Request → Copy down all of the data underneath, exactly as shown.
— START —
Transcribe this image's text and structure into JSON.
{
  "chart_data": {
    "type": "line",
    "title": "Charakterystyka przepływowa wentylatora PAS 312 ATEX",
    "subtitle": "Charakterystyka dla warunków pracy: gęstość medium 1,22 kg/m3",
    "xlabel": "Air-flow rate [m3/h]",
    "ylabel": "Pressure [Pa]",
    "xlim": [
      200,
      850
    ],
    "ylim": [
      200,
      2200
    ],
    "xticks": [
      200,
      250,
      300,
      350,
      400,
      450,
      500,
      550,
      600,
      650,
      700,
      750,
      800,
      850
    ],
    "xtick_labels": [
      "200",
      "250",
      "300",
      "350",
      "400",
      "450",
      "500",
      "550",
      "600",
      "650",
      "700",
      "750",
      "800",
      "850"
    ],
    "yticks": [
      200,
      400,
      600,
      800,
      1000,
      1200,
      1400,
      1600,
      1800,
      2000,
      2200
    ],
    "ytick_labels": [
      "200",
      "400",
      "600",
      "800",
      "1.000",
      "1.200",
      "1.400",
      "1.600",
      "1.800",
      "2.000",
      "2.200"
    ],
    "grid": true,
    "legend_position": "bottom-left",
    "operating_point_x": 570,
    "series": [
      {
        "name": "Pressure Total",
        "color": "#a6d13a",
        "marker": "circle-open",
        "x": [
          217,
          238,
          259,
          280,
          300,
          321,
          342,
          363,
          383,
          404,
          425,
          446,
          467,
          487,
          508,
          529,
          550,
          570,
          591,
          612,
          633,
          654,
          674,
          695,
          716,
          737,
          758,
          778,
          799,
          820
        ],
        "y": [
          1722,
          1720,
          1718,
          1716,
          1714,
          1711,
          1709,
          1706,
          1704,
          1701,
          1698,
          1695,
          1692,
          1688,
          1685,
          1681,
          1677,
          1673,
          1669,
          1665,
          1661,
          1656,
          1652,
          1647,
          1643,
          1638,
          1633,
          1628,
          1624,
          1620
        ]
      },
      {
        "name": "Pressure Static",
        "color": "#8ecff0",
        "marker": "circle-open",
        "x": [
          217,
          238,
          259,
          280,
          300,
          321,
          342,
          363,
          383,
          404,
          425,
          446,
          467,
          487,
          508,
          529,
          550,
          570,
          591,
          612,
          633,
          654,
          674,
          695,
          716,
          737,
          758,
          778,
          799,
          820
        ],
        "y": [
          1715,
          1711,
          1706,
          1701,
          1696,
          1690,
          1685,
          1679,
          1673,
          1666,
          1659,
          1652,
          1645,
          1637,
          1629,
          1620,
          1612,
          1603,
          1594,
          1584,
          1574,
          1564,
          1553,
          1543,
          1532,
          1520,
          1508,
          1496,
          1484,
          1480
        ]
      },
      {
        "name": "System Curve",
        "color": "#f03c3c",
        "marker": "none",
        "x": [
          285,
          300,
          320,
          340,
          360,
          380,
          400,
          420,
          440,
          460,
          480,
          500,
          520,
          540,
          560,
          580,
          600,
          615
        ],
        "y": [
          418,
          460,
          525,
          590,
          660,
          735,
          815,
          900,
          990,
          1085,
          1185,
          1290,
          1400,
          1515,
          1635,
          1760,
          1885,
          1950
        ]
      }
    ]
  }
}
— END —
Final result →
Transcribe this image's text and structure into JSON.
{
  "chart_data": {
    "type": "line",
    "title": "Charakterystyka przepływowa wentylatora PAS 312 ATEX",
    "subtitle": "Charakterystyka dla warunków pracy: gęstość medium 1,22 kg/m3",
    "xlabel": "Air-flow rate [m3/h]",
    "ylabel": "Pressure [Pa]",
    "xlim": [
      200,
      850
    ],
    "ylim": [
      200,
      2200
    ],
    "xticks": [
      200,
      250,
      300,
      350,
      400,
      450,
      500,
      550,
      600,
      650,
      700,
      750,
      800,
      850
    ],
    "xtick_labels": [
      "200",
      "250",
      "300",
      "350",
      "400",
      "450",
      "500",
      "550",
      "600",
      "650",
      "700",
      "750",
      "800",
      "850"
    ],
    "yticks": [
      200,
      400,
      600,
      800,
      1000,
      1200,
      1400,
      1600,
      1800,
      2000,
      2200
    ],
    "ytick_labels": [
      "200",
      "400",
      "600",
      "800",
      "1.000",
      "1.200",
      "1.400",
      "1.600",
      "1.800",
      "2.000",
      "2.200"
    ],
    "grid": true,
    "legend_position": "bottom-left",
    "operating_point_x": 570,
    "series": [
      {
        "name": "Pressure Total",
        "color": "#a6d13a",
        "marker": "circle-open",
        "x": [
          217,
          238,
          259,
          280,
          300,
          321,
          342,
          363,
          383,
          404,
          425,
          446,
          467,
          487,
          508,
          529,
          550,
          570,
          591,
          612,
          633,
          654,
          674,
          695,
          716,
          737,
          758,
          778,
          799,
          820
        ],
        "y": [
          1722,
          1720,
          1718,
          1716,
          1714,
          1711,
          1709,
          1706,
          1704,
          1701,
          1698,
          1695,
          1692,
          1688,
          1685,
          1681,
          1677,
          1673,
          1669,
          1665,
          1661,
          1656,
          1652,
          1647,
          1643,
          1638,
          1633,
          1628,
          1624,
          1620
        ]
      },
      {
        "name": "Pressure Static",
        "color": "#8ecff0",
        "marker": "circle-open",
        "x": [
          217,
          238,
          259,
          280,
          300,
          321,
          342,
          363,
          383,
          404,
          425,
          446,
          467,
          487,
          508,
          529,
          550,
          570,
          591,
          612,
          633,
          654,
          674,
          695,
          716,
          737,
          758,
          778,
          799,
          820
        ],
        "y": [
          1715,
          1711,
          1706,
          1701,
          1696,
          1690,
          1685,
          1679,
          1673,
          1666,
          1659,
          1652,
          1645,
          1637,
          1629,
          1620,
          1612,
          1603,
          1594,
          1584,
          1574,
          1564,
          1553,
          1543,
          1532,
          1520,
          1508,
          1496,
          1484,
          1480
        ]
      },
      {
        "name": "System Curve",
        "color": "#f03c3c",
        "marker": "none",
        "x": [
          285,
          300,
          320,
          340,
          360,
          380,
          400,
          420,
          440,
          460,
          480,
          500,
          520,
          540,
          560,
          580,
          600,
          615
        ],
        "y": [
          418,
          460,
          525,
          590,
          660,
          735,
          815,
          900,
          990,
          1085,
          1185,
          1290,
          1400,
          1515,
          1635,
          1760,
          1885,
          1950
        ]
      }
    ]
  }
}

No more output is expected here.